--- Begin TASK DATA ---

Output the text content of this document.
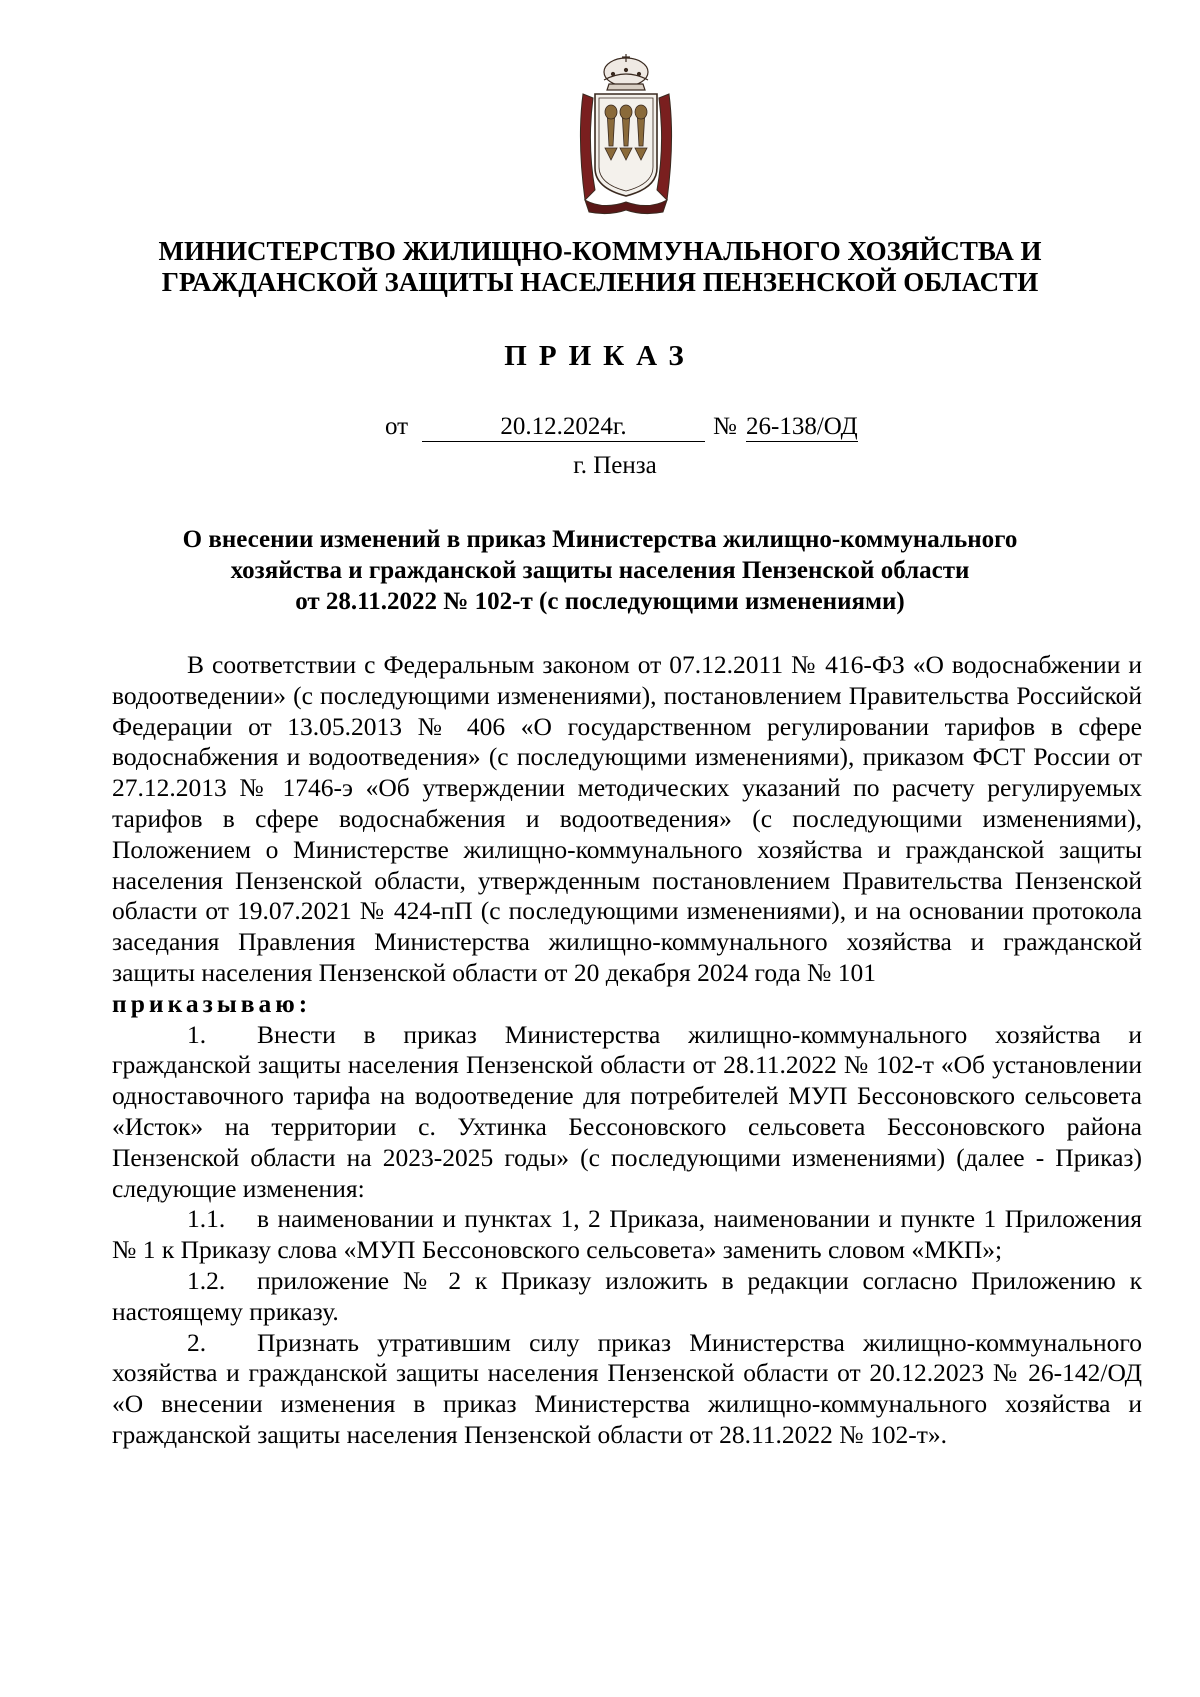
МИНИСТЕРСТВО ЖИЛИЩНО-КОММУНАЛЬНОГО ХОЗЯЙСТВА И
ГРАЖДАНСКОЙ ЗАЩИТЫ НАСЕЛЕНИЯ ПЕНЗЕНСКОЙ ОБЛАСТИ
ПРИКАЗ
от	20.12.2024г.	№ 26-138/ОД
г. Пенза
О внесении изменений в приказ Министерства жилищно-коммунального
хозяйства и гражданской защиты населения Пензенской области
от 28.11.2022 № 102-т (с последующими изменениями)

В соответствии с Федеральным законом от 07.12.2011 № 416-ФЗ «О водоснабжении и водоотведении» (с последующими изменениями), постановлением Правительства Российской Федерации от 13.05.2013 № 406 «О государственном регулировании тарифов в сфере водоснабжения и водоотведения» (с последующими изменениями), приказом ФСТ России от 27.12.2013 № 1746-э «Об утверждении методических указаний по расчету регулируемых тарифов в сфере водоснабжения и водоотведения» (с последующими изменениями), Положением о Министерстве жилищно-коммунального хозяйства и гражданской защиты населения Пензенской области, утвержденным постановлением Правительства Пензенской области от 19.07.2021 № 424-пП (с последующими изменениями), и на основании протокола заседания Правления Министерства жилищно-коммунального хозяйства и гражданской защиты населения Пензенской области от 20 декабря 2024 года № 101

приказываю:

1. Внести в приказ Министерства жилищно-коммунального хозяйства и гражданской защиты населения Пензенской области от 28.11.2022 № 102-т «Об установлении одноставочного тарифа на водоотведение для потребителей МУП Бессоновского сельсовета «Исток» на территории с. Ухтинка Бессоновского сельсовета Бессоновского района Пензенской области на 2023-2025 годы» (с последующими изменениями) (далее - Приказ) следующие изменения:

1.1. в наименовании и пунктах 1, 2 Приказа, наименовании и пункте 1 Приложения № 1 к Приказу слова «МУП Бессоновского сельсовета» заменить словом «МКП»;

1.2. приложение № 2 к Приказу изложить в редакции согласно Приложению к настоящему приказу.

2. Признать утратившим силу приказ Министерства жилищно-коммунального хозяйства и гражданской защиты населения Пензенской области от 20.12.2023 № 26-142/ОД «О внесении изменения в приказ Министерства жилищно-коммунального хозяйства и гражданской защиты населения Пензенской области от 28.11.2022 № 102-т».
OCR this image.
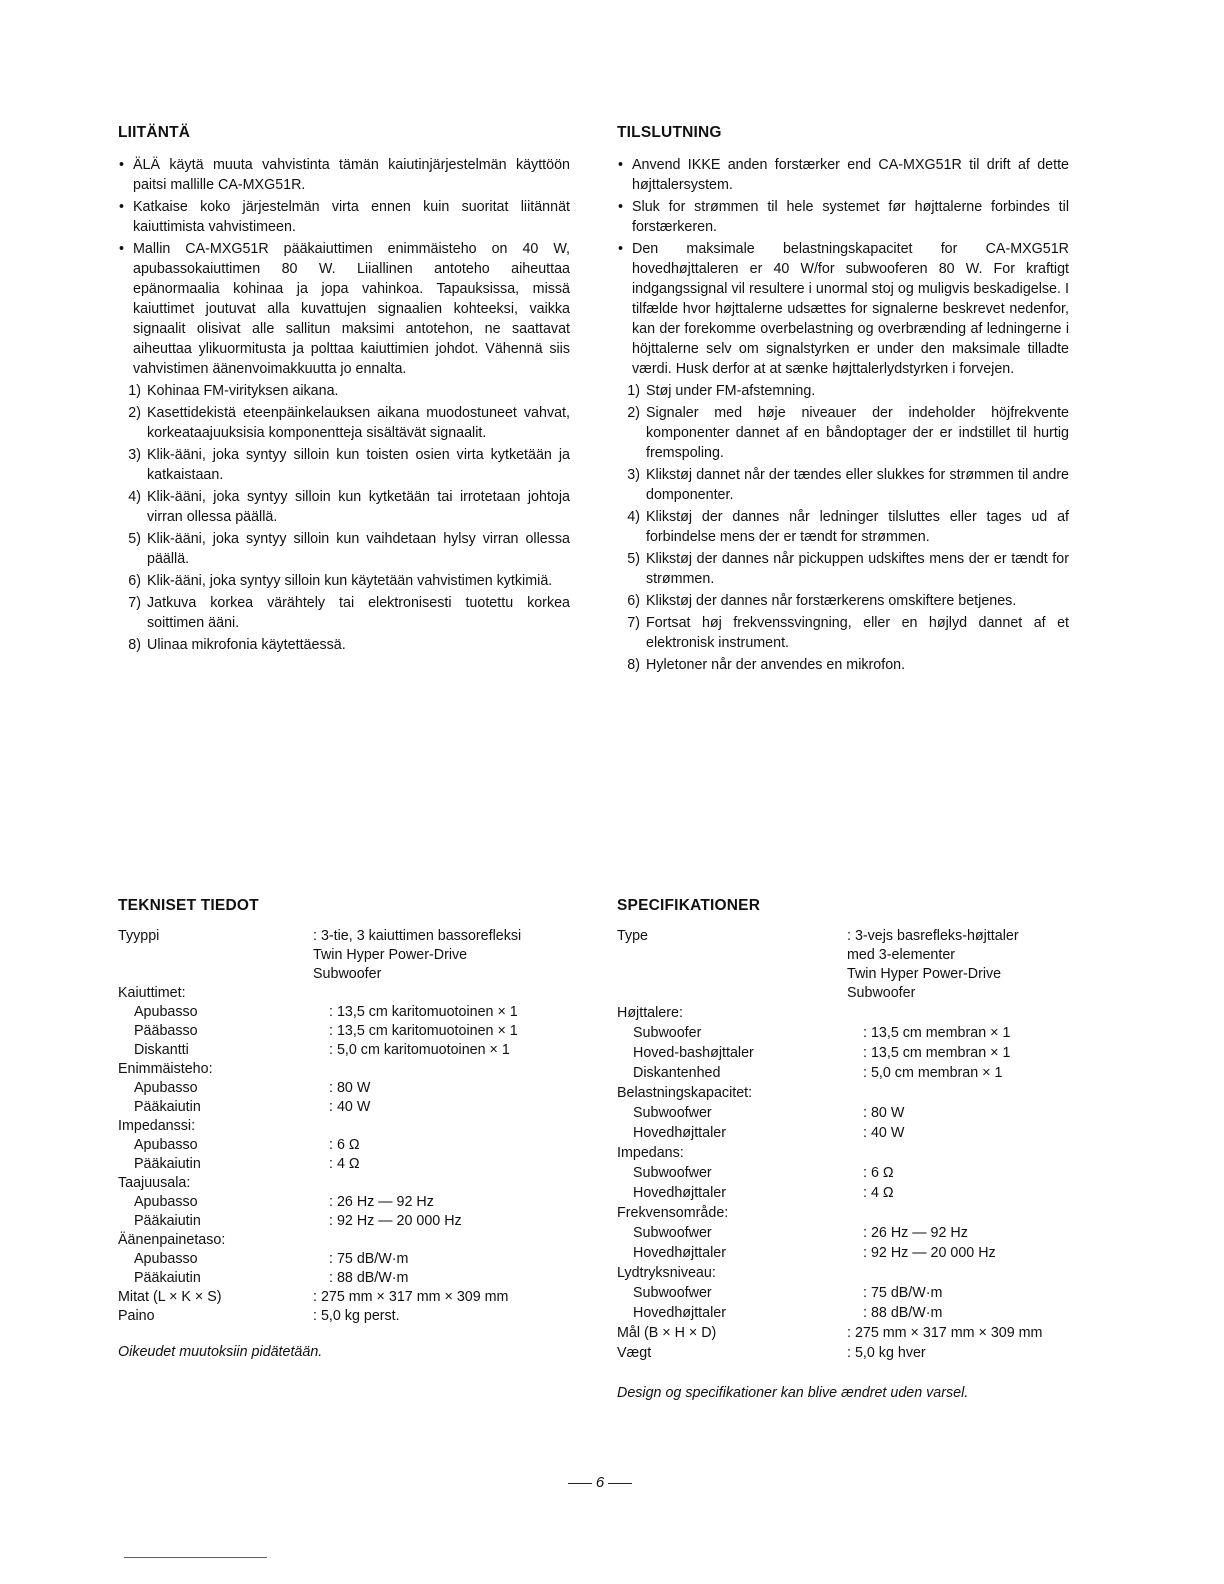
LIITÄNTÄ
• ÄLÄ käytä muuta vahvistinta tämän kaiutinjärjestelmän käyttöön paitsi mallille CA-MXG51R.
• Katkaise koko järjestelmän virta ennen kuin suoritat liitännät kaiuttimista vahvistimeen.
• Mallin CA-MXG51R pääkaiuttimen enimmäisteho on 40 W, apubassokaiuttimen 80 W. Liiallinen antoteho aiheuttaa epänormaalia kohinaa ja jopa vahinkoa. Tapauksissa, missä kaiuttimet joutuvat alla kuvattujen signaalien kohteeksi, vaikka signaalit olisivat alle sallitun maksimi antotehon, ne saattavat aiheuttaa ylikuormitusta ja polttaa kaiuttimien johdot. Vähennä siis vahvistimen äänenvoimakkuutta jo ennalta.
1) Kohinaa FM-virityksen aikana.
2) Kasettidekistä eteenpäinkelauksen aikana muodostuneet vahvat, korkeataajuuksisia komponentteja sisältävät signaalit.
3) Klik-ääni, joka syntyy silloin kun toisten osien virta kytketään ja katkaistaan.
4) Klik-ääni, joka syntyy silloin kun kytketään tai irrotetaan johtoja virran ollessa päällä.
5) Klik-ääni, joka syntyy silloin kun vaihdetaan hylsy virran ollessa päällä.
6) Klik-ääni, joka syntyy silloin kun käytetään vahvistimen kytkimiä.
7) Jatkuva korkea värähtely tai elektronisesti tuotettu korkea soittimen ääni.
8) Ulinaa mikrofonia käytettäessä.
TILSLUTNING
• Anvend IKKE anden forstærker end CA-MXG51R til drift af dette højttalersystem.
• Sluk for strømmen til hele systemet før højttalerne forbindes til forstærkeren.
• Den maksimale belastningskapacitet for CA-MXG51R hovedhøjttaleren er 40 W/for subwooferen 80 W. For kraftigt indgangssignal vil resultere i unormal stoj og muligvis beskadigelse. I tilfælde hvor højttalerne udsættes for signalerne beskrevet nedenfor, kan der forekomme overbelastning og overbrænding af ledningerne i höjttalerne selv om signalstyrken er under den maksimale tilladte værdi. Husk derfor at at sænke højttalerlydstyrken i forvejen.
1) Støj under FM-afstemning.
2) Signaler med høje niveauer der indeholder höjfrekvente komponenter dannet af en båndoptager der er indstillet til hurtig fremspoling.
3) Klikstøj dannet når der tændes eller slukkes for strømmen til andre domponenter.
4) Klikstøj der dannes når ledninger tilsluttes eller tages ud af forbindelse mens der er tændt for strømmen.
5) Klikstøj der dannes når pickuppen udskiftes mens der er tændt for strømmen.
6) Klikstøj der dannes når forstærkerens omskiftere betjenes.
7) Fortsat høj frekvenssvingning, eller en højlyd dannet af et elektronisk instrument.
8) Hyletoner når der anvendes en mikrofon.
TEKNISET TIEDOT
Tyyppi	: 3-tie, 3 kaiuttimen bassorefleksi
Twin Hyper Power-Drive
Subwoofer
Kaiuttimet:
Apubasso	: 13,5 cm karitomuotoinen × 1
Pääbasso	: 13,5 cm karitomuotoinen × 1
Diskantti	: 5,0 cm karitomuotoinen × 1
Enimmäisteho:
Apubasso	: 80 W
Pääkaiutin	: 40 W
Impedanssi:
Apubasso	: 6 Ω
Pääkaiutin	: 4 Ω
Taajuusala:
Apubasso	: 26 Hz — 92 Hz
Pääkaiutin	: 92 Hz — 20 000 Hz
Äänenpainetaso:
Apubasso	: 75 dB/W·m
Pääkaiutin	: 88 dB/W·m
Mitat (L × K × S)	: 275 mm × 317 mm × 309 mm
Paino	: 5,0 kg perst.

Oikeudet muutoksiin pidätetään.

SPECIFIKATIONER
Type	: 3-vejs basrefleks-højttaler
med 3-elementer
Twin Hyper Power-Drive
Subwoofer
Højttalere:
Subwoofer	: 13,5 cm membran × 1
Hoved-bashøjttaler	: 13,5 cm membran × 1
Diskantenhed	: 5,0 cm membran × 1
Belastningskapacitet:
Subwoofwer	: 80 W
Hovedhøjttaler	: 40 W
Impedans:
Subwoofwer	: 6 Ω
Hovedhøjttaler	: 4 Ω
Frekvensområde:
Subwoofwer	: 26 Hz — 92 Hz
Hovedhøjttaler	: 92 Hz — 20 000 Hz
Lydtryksniveau:
Subwoofwer	: 75 dB/W·m
Hovedhøjttaler	: 88 dB/W·m
Mål (B × H × D)	: 275 mm × 317 mm × 309 mm
Vægt	: 5,0 kg hver

Design og specifikationer kan blive ændret uden varsel.

6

--- End TASK DATA ---

◆ WHAT IS REQUIRED
Print out every entry above without changing a word, and leave out the pictures.

◆ THE RESPONSE
Output the text content of this document.
МИНИСТЕРСТВО ЖИЛИЩНО-КОММУНАЛЬНОГО ХОЗЯЙСТВА И
ГРАЖДАНСКОЙ ЗАЩИТЫ НАСЕЛЕНИЯ ПЕНЗЕНСКОЙ ОБЛАСТИ
ПРИКАЗ
от	20.12.2024г.	№ 26-138/ОД
г. Пенза
О внесении изменений в приказ Министерства жилищно-коммунального
хозяйства и гражданской защиты населения Пензенской области
от 28.11.2022 № 102-т (с последующими изменениями)

В соответствии с Федеральным законом от 07.12.2011 № 416-ФЗ «О водоснабжении и водоотведении» (с последующими изменениями), постановлением Правительства Российской Федерации от 13.05.2013 № 406 «О государственном регулировании тарифов в сфере водоснабжения и водоотведения» (с последующими изменениями), приказом ФСТ России от 27.12.2013 № 1746-э «Об утверждении методических указаний по расчету регулируемых тарифов в сфере водоснабжения и водоотведения» (с последующими изменениями), Положением о Министерстве жилищно-коммунального хозяйства и гражданской защиты населения Пензенской области, утвержденным постановлением Правительства Пензенской области от 19.07.2021 № 424-пП (с последующими изменениями), и на основании протокола заседания Правления Министерства жилищно-коммунального хозяйства и гражданской защиты населения Пензенской области от 20 декабря 2024 года № 101

приказываю:

1. Внести в приказ Министерства жилищно-коммунального хозяйства и гражданской защиты населения Пензенской области от 28.11.2022 № 102-т «Об установлении одноставочного тарифа на водоотведение для потребителей МУП Бессоновского сельсовета «Исток» на территории с. Ухтинка Бессоновского сельсовета Бессоновского района Пензенской области на 2023-2025 годы» (с последующими изменениями) (далее - Приказ) следующие изменения:

1.1. в наименовании и пунктах 1, 2 Приказа, наименовании и пункте 1 Приложения № 1 к Приказу слова «МУП Бессоновского сельсовета» заменить словом «МКП»;

1.2. приложение № 2 к Приказу изложить в редакции согласно Приложению к настоящему приказу.

2. Признать утратившим силу приказ Министерства жилищно-коммунального хозяйства и гражданской защиты населения Пензенской области от 20.12.2023 № 26-142/ОД «О внесении изменения в приказ Министерства жилищно-коммунального хозяйства и гражданской защиты населения Пензенской области от 28.11.2022 № 102-т».
OCR this image.
LIITÄNTÄ
• ÄLÄ käytä muuta vahvistinta tämän kaiutinjärjestelmän käyttöön paitsi mallille CA-MXG51R.
• Katkaise koko järjestelmän virta ennen kuin suoritat liitännät kaiuttimista vahvistimeen.
• Mallin CA-MXG51R pääkaiuttimen enimmäisteho on 40 W, apubassokaiuttimen 80 W. Liiallinen antoteho aiheuttaa epänormaalia kohinaa ja jopa vahinkoa. Tapauksissa, missä kaiuttimet joutuvat alla kuvattujen signaalien kohteeksi, vaikka signaalit olisivat alle sallitun maksimi antotehon, ne saattavat aiheuttaa ylikuormitusta ja polttaa kaiuttimien johdot. Vähennä siis vahvistimen äänenvoimakkuutta jo ennalta.
1) Kohinaa FM-virityksen aikana.
2) Kasettidekistä eteenpäinkelauksen aikana muodostuneet vahvat, korkeataajuuksisia komponentteja sisältävät signaalit.
3) Klik-ääni, joka syntyy silloin kun toisten osien virta kytketään ja katkaistaan.
4) Klik-ääni, joka syntyy silloin kun kytketään tai irrotetaan johtoja virran ollessa päällä.
5) Klik-ääni, joka syntyy silloin kun vaihdetaan hylsy virran ollessa päällä.
6) Klik-ääni, joka syntyy silloin kun käytetään vahvistimen kytkimiä.
7) Jatkuva korkea värähtely tai elektronisesti tuotettu korkea soittimen ääni.
8) Ulinaa mikrofonia käytettäessä.
TILSLUTNING
• Anvend IKKE anden forstærker end CA-MXG51R til drift af dette højttalersystem.
• Sluk for strømmen til hele systemet før højttalerne forbindes til forstærkeren.
• Den maksimale belastningskapacitet for CA-MXG51R hovedhøjttaleren er 40 W/for subwooferen 80 W. For kraftigt indgangssignal vil resultere i unormal stoj og muligvis beskadigelse. I tilfælde hvor højttalerne udsættes for signalerne beskrevet nedenfor, kan der forekomme overbelastning og overbrænding af ledningerne i höjttalerne selv om signalstyrken er under den maksimale tilladte værdi. Husk derfor at at sænke højttalerlydstyrken i forvejen.
1) Støj under FM-afstemning.
2) Signaler med høje niveauer der indeholder höjfrekvente komponenter dannet af en båndoptager der er indstillet til hurtig fremspoling.
3) Klikstøj dannet når der tændes eller slukkes for strømmen til andre domponenter.
4) Klikstøj der dannes når ledninger tilsluttes eller tages ud af forbindelse mens der er tændt for strømmen.
5) Klikstøj der dannes når pickuppen udskiftes mens der er tændt for strømmen.
6) Klikstøj der dannes når forstærkerens omskiftere betjenes.
7) Fortsat høj frekvenssvingning, eller en højlyd dannet af et elektronisk instrument.
8) Hyletoner når der anvendes en mikrofon.
TEKNISET TIEDOT
Tyyppi	: 3-tie, 3 kaiuttimen bassorefleksi
Twin Hyper Power-Drive
Subwoofer
Kaiuttimet:
Apubasso	: 13,5 cm karitomuotoinen × 1
Pääbasso	: 13,5 cm karitomuotoinen × 1
Diskantti	: 5,0 cm karitomuotoinen × 1
Enimmäisteho:
Apubasso	: 80 W
Pääkaiutin	: 40 W
Impedanssi:
Apubasso	: 6 Ω
Pääkaiutin	: 4 Ω
Taajuusala:
Apubasso	: 26 Hz — 92 Hz
Pääkaiutin	: 92 Hz — 20 000 Hz
Äänenpainetaso:
Apubasso	: 75 dB/W·m
Pääkaiutin	: 88 dB/W·m
Mitat (L × K × S)	: 275 mm × 317 mm × 309 mm
Paino	: 5,0 kg perst.

Oikeudet muutoksiin pidätetään.

SPECIFIKATIONER
Type	: 3-vejs basrefleks-højttaler
med 3-elementer
Twin Hyper Power-Drive
Subwoofer
Højttalere:
Subwoofer	: 13,5 cm membran × 1
Hoved-bashøjttaler	: 13,5 cm membran × 1
Diskantenhed	: 5,0 cm membran × 1
Belastningskapacitet:
Subwoofwer	: 80 W
Hovedhøjttaler	: 40 W
Impedans:
Subwoofwer	: 6 Ω
Hovedhøjttaler	: 4 Ω
Frekvensområde:
Subwoofwer	: 26 Hz — 92 Hz
Hovedhøjttaler	: 92 Hz — 20 000 Hz
Lydtryksniveau:
Subwoofwer	: 75 dB/W·m
Hovedhøjttaler	: 88 dB/W·m
Mål (B × H × D)	: 275 mm × 317 mm × 309 mm
Vægt	: 5,0 kg hver

Design og specifikationer kan blive ændret uden varsel.

6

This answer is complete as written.